• _What is expected_
Convert each line of the material below into a Markdown table with two columns, Row and Line, giving each line its row number and skipping blank lines. Leave the pictures out of the table.

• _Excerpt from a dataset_
___

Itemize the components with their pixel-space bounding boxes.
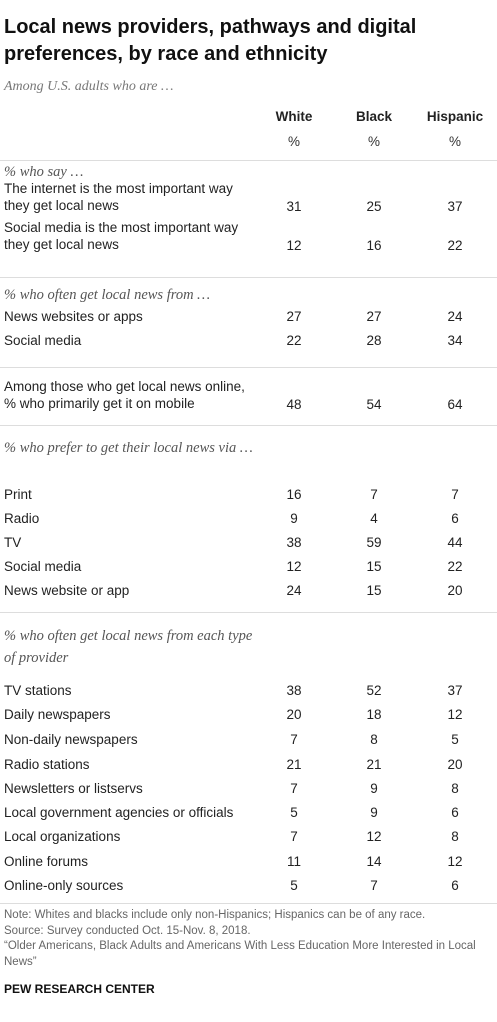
cell-value: 12 bbox=[366, 829, 382, 844]
cell-value: 16 bbox=[286, 487, 302, 502]
column-unit: % bbox=[287, 134, 300, 149]
row-label: Social media is the most important way t… bbox=[4, 220, 239, 252]
cell-value: 44 bbox=[447, 535, 463, 550]
section-heading: % who often get local news from each typ… bbox=[4, 628, 253, 666]
cell-value: 15 bbox=[366, 559, 382, 574]
cell-value: 8 bbox=[370, 732, 378, 747]
cell-value: 21 bbox=[286, 757, 302, 772]
cell-value: 64 bbox=[447, 397, 463, 412]
cell-value: 6 bbox=[451, 511, 459, 526]
cell-value: 5 bbox=[290, 805, 298, 820]
row-label: Radio bbox=[4, 511, 40, 526]
cell-value: 5 bbox=[451, 732, 459, 747]
row-label: Daily newspapers bbox=[4, 707, 111, 722]
divider bbox=[0, 160, 497, 161]
section-heading: % who often get local news from … bbox=[4, 287, 211, 303]
row-label: Online forums bbox=[4, 854, 89, 869]
cell-value: 11 bbox=[286, 854, 301, 869]
column-unit: % bbox=[367, 134, 380, 149]
subtitle: Among U.S. adults who are … bbox=[4, 79, 174, 94]
cell-value: 52 bbox=[366, 683, 382, 698]
cell-value: 8 bbox=[451, 781, 459, 796]
cell-value: 38 bbox=[286, 683, 302, 698]
cell-value: 27 bbox=[366, 309, 382, 324]
cell-value: 59 bbox=[366, 535, 382, 550]
row-label: Among those who get local news online, %… bbox=[4, 379, 245, 411]
cell-value: 5 bbox=[290, 878, 298, 893]
cell-value: 4 bbox=[370, 511, 378, 526]
cell-value: 12 bbox=[447, 854, 463, 869]
cell-value: 15 bbox=[366, 583, 382, 598]
cell-value: 27 bbox=[286, 309, 302, 324]
cell-value: 12 bbox=[447, 707, 463, 722]
cell-value: 9 bbox=[290, 511, 298, 526]
divider bbox=[0, 367, 497, 368]
note: Note: Whites and blacks include only non… bbox=[4, 909, 426, 921]
cell-value: 22 bbox=[447, 238, 463, 253]
cell-value: 28 bbox=[366, 333, 382, 348]
cell-value: 20 bbox=[447, 583, 463, 598]
cell-value: 7 bbox=[290, 732, 298, 747]
cell-value: 38 bbox=[286, 535, 302, 550]
cell-value: 6 bbox=[451, 805, 459, 820]
cell-value: 25 bbox=[366, 199, 382, 214]
cell-value: 14 bbox=[366, 854, 382, 869]
divider bbox=[0, 277, 497, 278]
cell-value: 7 bbox=[370, 878, 378, 893]
cell-value: 6 bbox=[451, 878, 459, 893]
cell-value: 24 bbox=[286, 583, 302, 598]
cell-value: 22 bbox=[447, 559, 463, 574]
cell-value: 9 bbox=[370, 805, 378, 820]
note: Source: Survey conducted Oct. 15-Nov. 8,… bbox=[4, 924, 251, 937]
cell-value: 20 bbox=[286, 707, 302, 722]
row-label: Newsletters or listservs bbox=[4, 781, 143, 796]
section-heading: % who prefer to get their local news via… bbox=[4, 440, 253, 456]
cell-value: 12 bbox=[286, 559, 302, 574]
row-label: Radio stations bbox=[4, 757, 90, 772]
row-label: TV bbox=[4, 535, 22, 550]
cell-value: 37 bbox=[447, 683, 463, 698]
divider bbox=[0, 903, 497, 904]
cell-value: 48 bbox=[286, 397, 302, 412]
divider bbox=[0, 612, 497, 613]
cell-value: 20 bbox=[447, 757, 463, 772]
cell-value: 7 bbox=[370, 487, 378, 502]
section-heading: % who say … bbox=[4, 164, 84, 180]
cell-value: 12 bbox=[286, 238, 302, 253]
cell-value: 8 bbox=[451, 829, 459, 844]
cell-value: 7 bbox=[290, 829, 298, 844]
cell-value: 34 bbox=[447, 333, 463, 348]
row-label: News websites or apps bbox=[4, 309, 143, 324]
column-header: Black bbox=[355, 109, 393, 124]
cell-value: 24 bbox=[447, 309, 463, 324]
cell-value: 21 bbox=[366, 757, 382, 772]
row-label: Local government agencies or officials bbox=[4, 805, 234, 820]
title: Local news providers, pathways and digit… bbox=[4, 16, 417, 65]
cell-value: 7 bbox=[451, 487, 459, 502]
row-label: TV stations bbox=[4, 683, 72, 698]
cell-value: 16 bbox=[366, 238, 382, 253]
row-label: Print bbox=[4, 487, 32, 502]
row-label: The internet is the most important way t… bbox=[4, 181, 233, 213]
row-label: Social media bbox=[4, 559, 82, 574]
cell-value: 37 bbox=[447, 199, 463, 214]
row-label: Local organizations bbox=[4, 829, 121, 844]
divider bbox=[0, 425, 497, 426]
cell-value: 7 bbox=[290, 781, 298, 796]
column-header: White bbox=[275, 109, 313, 124]
cell-value: 31 bbox=[286, 199, 302, 214]
cell-value: 54 bbox=[366, 397, 382, 412]
cell-value: 9 bbox=[370, 781, 378, 796]
row-label: Online-only sources bbox=[4, 878, 124, 893]
column-unit: % bbox=[448, 134, 461, 149]
cell-value: 18 bbox=[366, 707, 382, 722]
cell-value: 22 bbox=[286, 333, 302, 348]
note: “Older Americans, Black Adults and Ameri… bbox=[4, 940, 476, 968]
row-label: Social media bbox=[4, 333, 82, 348]
footer: PEW RESEARCH CENTER bbox=[4, 982, 155, 996]
row-label: Non-daily newspapers bbox=[4, 732, 138, 747]
row-label: News website or app bbox=[4, 583, 130, 598]
column-header: Hispanic bbox=[426, 109, 484, 124]
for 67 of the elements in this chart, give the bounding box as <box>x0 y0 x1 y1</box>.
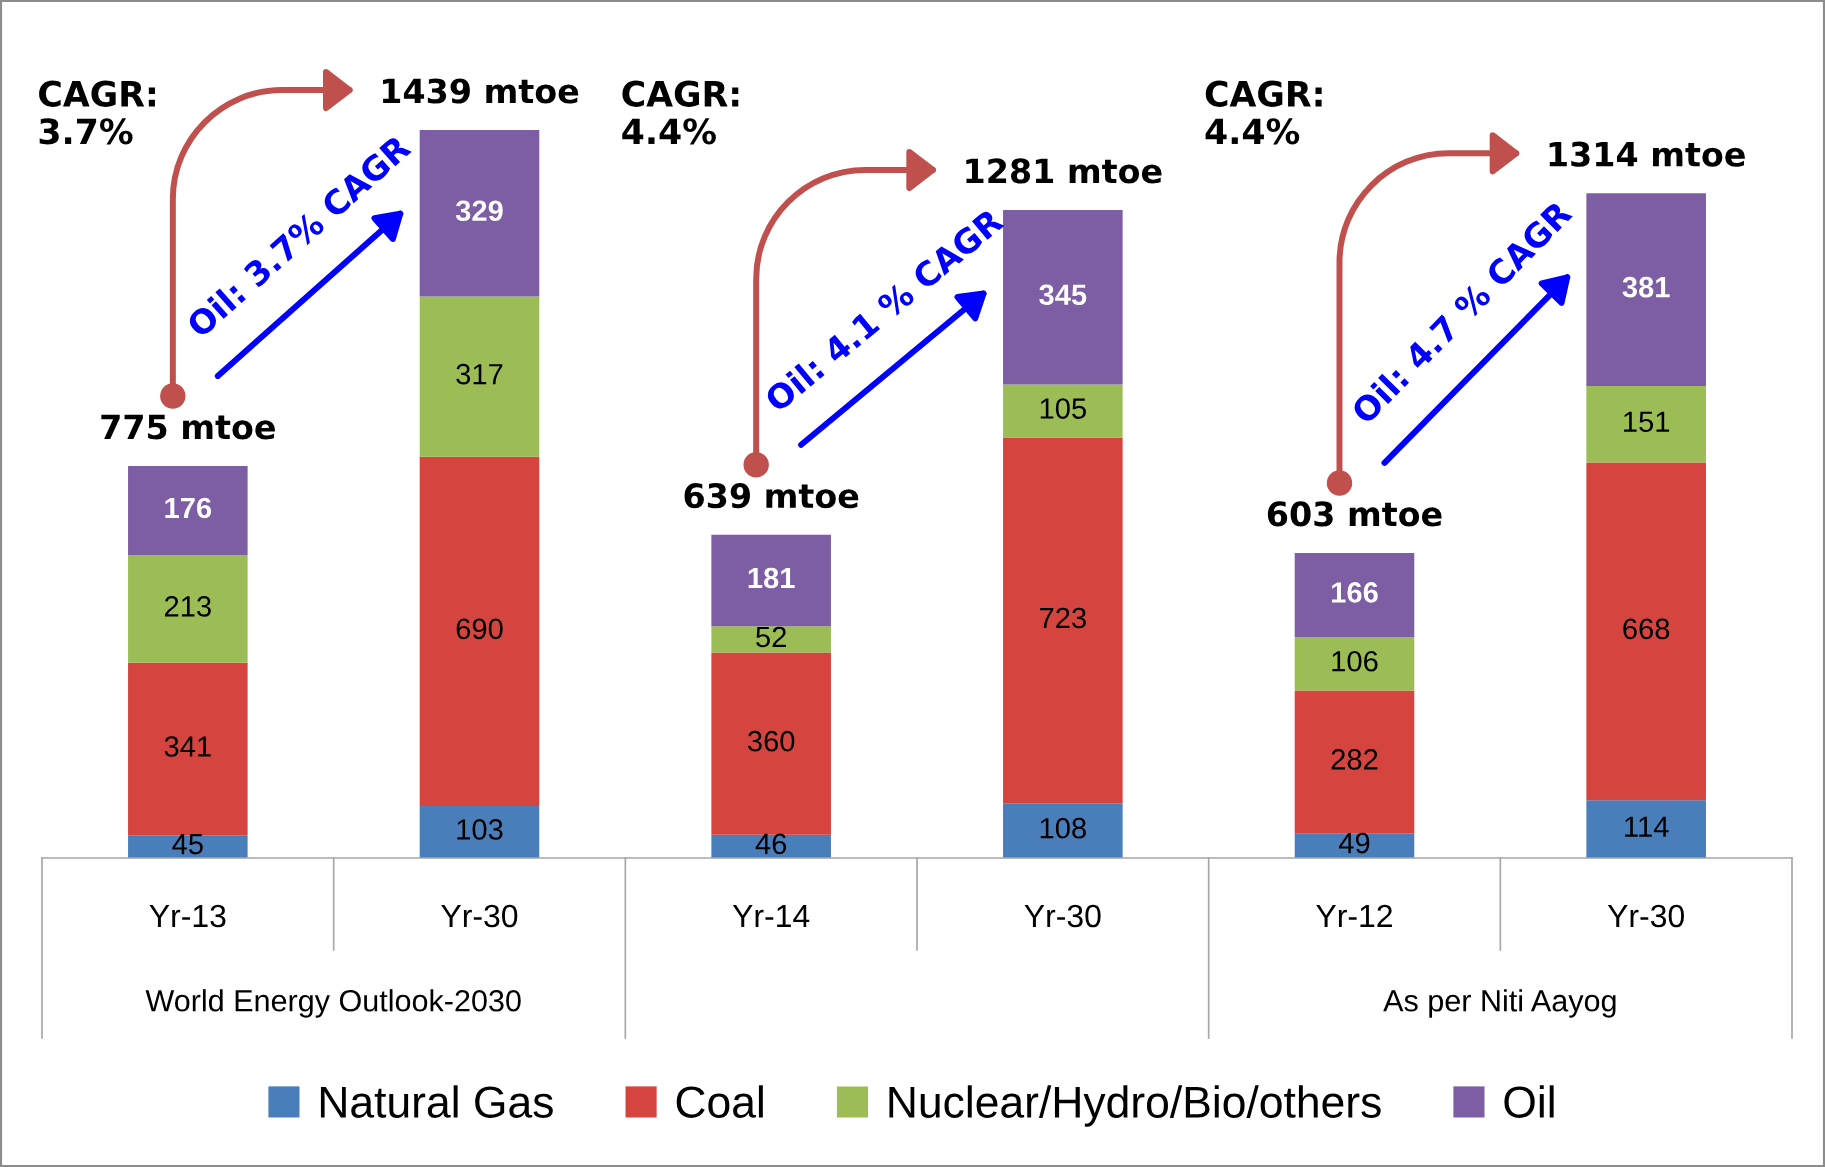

___

• _Written response_
| Row | Line |
|---|---|
| 1 | Itemize the components with their pixel-space bounding boxes. |
| 2 | cell-value: 12 bbox=[366, 829, 382, 844] |
| 3 | cell-value: 16 bbox=[286, 487, 302, 502] |
| 4 | column-unit: % bbox=[287, 134, 300, 149] |
| 5 | row-label: Social media is the most important way t… bbox=[4, 220, 239, 252] |
| 6 | cell-value: 44 bbox=[447, 535, 463, 550] |
| 7 | section-heading: % who often get local news from each typ… bbox=[4, 628, 253, 666] |
| 8 | cell-value: 15 bbox=[366, 559, 382, 574] |
| 9 | cell-value: 8 bbox=[370, 732, 378, 747] |
| 10 | cell-value: 21 bbox=[286, 757, 302, 772] |
| 11 | cell-value: 64 bbox=[447, 397, 463, 412] |
| 12 | cell-value: 6 bbox=[451, 511, 459, 526] |
| 13 | cell-value: 5 bbox=[290, 805, 298, 820] |
| 14 | row-label: Radio bbox=[4, 511, 40, 526] |
| 15 | cell-value: 5 bbox=[451, 732, 459, 747] |
| 16 | row-label: Daily newspapers bbox=[4, 707, 111, 722] |
| 17 | divider bbox=[0, 160, 497, 161] |
| 18 | section-heading: % who often get local news from … bbox=[4, 287, 211, 303] |
| 19 | row-label: Online forums bbox=[4, 854, 89, 869] |
| 20 | cell-value: 11 bbox=[286, 854, 301, 869] |
| 21 | column-unit: % bbox=[367, 134, 380, 149] |
| 22 | subtitle: Among U.S. adults who are … bbox=[4, 79, 174, 94] |
| 23 | cell-value: 52 bbox=[366, 683, 382, 698] |
| 24 | cell-value: 8 bbox=[451, 781, 459, 796] |
| 25 | cell-value: 38 bbox=[286, 683, 302, 698] |
| 26 | cell-value: 27 bbox=[366, 309, 382, 324] |
| 27 | cell-value: 59 bbox=[366, 535, 382, 550] |
| 28 | row-label: Among those who get local news online, %… bbox=[4, 379, 245, 411] |
| 29 | cell-value: 5 bbox=[290, 878, 298, 893] |
| 30 | cell-value: 4 bbox=[370, 511, 378, 526] |
| 31 | cell-value: 12 bbox=[447, 854, 463, 869] |
| 32 | cell-value: 15 bbox=[366, 583, 382, 598] |
| 33 | cell-value: 27 bbox=[286, 309, 302, 324] |
| 34 | cell-value: 12 bbox=[447, 707, 463, 722] |
| 35 | cell-value: 9 bbox=[290, 511, 298, 526] |
| 36 | divider bbox=[0, 367, 497, 368] |
| 37 | note: Note: Whites and blacks include only non… bbox=[4, 909, 426, 921] |
| 38 | cell-value: 22 bbox=[447, 238, 463, 253] |
| 39 | cell-value: 28 bbox=[366, 333, 382, 348] |
| 40 | cell-value: 20 bbox=[447, 583, 463, 598] |
| 41 | cell-value: 7 bbox=[290, 732, 298, 747] |
| 42 | cell-value: 38 bbox=[286, 535, 302, 550] |
| 43 | cell-value: 6 bbox=[451, 805, 459, 820] |
| 44 | cell-value: 25 bbox=[366, 199, 382, 214] |
| 45 | cell-value: 14 bbox=[366, 854, 382, 869] |
| 46 | divider bbox=[0, 277, 497, 278] |
| 47 | cell-value: 7 bbox=[370, 878, 378, 893] |
| 48 | cell-value: 6 bbox=[451, 878, 459, 893] |
| 49 | cell-value: 24 bbox=[286, 583, 302, 598] |
| 50 | cell-value: 22 bbox=[447, 559, 463, 574] |
| 51 | cell-value: 9 bbox=[370, 805, 378, 820] |
| 52 | note: Source: Survey conducted Oct. 15-Nov. 8,… bbox=[4, 924, 251, 937] |
| 53 | cell-value: 20 bbox=[286, 707, 302, 722] |
| 54 | row-label: Newsletters or listservs bbox=[4, 781, 143, 796] |
| 55 | section-heading: % who prefer to get their local news via… bbox=[4, 440, 253, 456] |
| 56 | cell-value: 12 bbox=[286, 559, 302, 574] |
| 57 | row-label: Radio stations bbox=[4, 757, 90, 772] |
| 58 | row-label: TV bbox=[4, 535, 22, 550] |
| 59 | cell-value: 37 bbox=[447, 683, 463, 698] |
| 60 | divider bbox=[0, 903, 497, 904] |
| 61 | cell-value: 48 bbox=[286, 397, 302, 412] |
| 62 | divider bbox=[0, 612, 497, 613] |
| 63 | cell-value: 20 bbox=[447, 757, 463, 772] |
| 64 | cell-value: 7 bbox=[370, 487, 378, 502] |
| 65 | section-heading: % who say … bbox=[4, 164, 84, 180] |
| 66 | cell-value: 12 bbox=[286, 238, 302, 253] |
| 67 | cell-value: 8 bbox=[451, 829, 459, 844] |
| 68 | cell-value: 7 bbox=[290, 829, 298, 844] |
| 69 | cell-value: 34 bbox=[447, 333, 463, 348] |
| 70 | row-label: News websites or apps bbox=[4, 309, 143, 324] |
| 71 | column-header: Black bbox=[355, 109, 393, 124] |
| 72 | cell-value: 24 bbox=[447, 309, 463, 324] |
| 73 | cell-value: 21 bbox=[366, 757, 382, 772] |
| 74 | row-label: Local government agencies or officials bbox=[4, 805, 234, 820] |
| 75 | title: Local news providers, pathways and digit… bbox=[4, 16, 417, 65] |
| 76 | cell-value: 7 bbox=[451, 487, 459, 502] |
| 77 | row-label: TV stations bbox=[4, 683, 72, 698] |
| 78 | cell-value: 16 bbox=[366, 238, 382, 253] |
| 79 | row-label: Print bbox=[4, 487, 32, 502] |
| 80 | row-label: The internet is the most important way t… bbox=[4, 181, 233, 213] |
| 81 | row-label: Social media bbox=[4, 559, 82, 574] |
| 82 | cell-value: 37 bbox=[447, 199, 463, 214] |
| 83 | row-label: Local organizations bbox=[4, 829, 121, 844] |
| 84 | divider bbox=[0, 425, 497, 426] |
| 85 | cell-value: 7 bbox=[290, 781, 298, 796] |
| 86 | column-header: White bbox=[275, 109, 313, 124] |
| 87 | cell-value: 31 bbox=[286, 199, 302, 214] |
| 88 | cell-value: 54 bbox=[366, 397, 382, 412] |
| 89 | cell-value: 9 bbox=[370, 781, 378, 796] |
| 90 | row-label: Online-only sources bbox=[4, 878, 124, 893] |
| 91 | column-unit: % bbox=[448, 134, 461, 149] |
| 92 | cell-value: 18 bbox=[366, 707, 382, 722] |
| 93 | cell-value: 22 bbox=[286, 333, 302, 348] |
| 94 | note: “Older Americans, Black Adults and Ameri… bbox=[4, 940, 476, 968] |
| 95 | row-label: Social media bbox=[4, 333, 82, 348] |
| 96 | footer: PEW RESEARCH CENTER bbox=[4, 982, 155, 996] |
| 97 | row-label: Non-daily newspapers bbox=[4, 732, 138, 747] |
| 98 | row-label: News website or app bbox=[4, 583, 130, 598] |
| 99 | column-header: Hispanic bbox=[426, 109, 484, 124] |
| 100 | for 67 of the elements in this chart, give the bounding box as <box>x0 y0 x1 y1</box>. |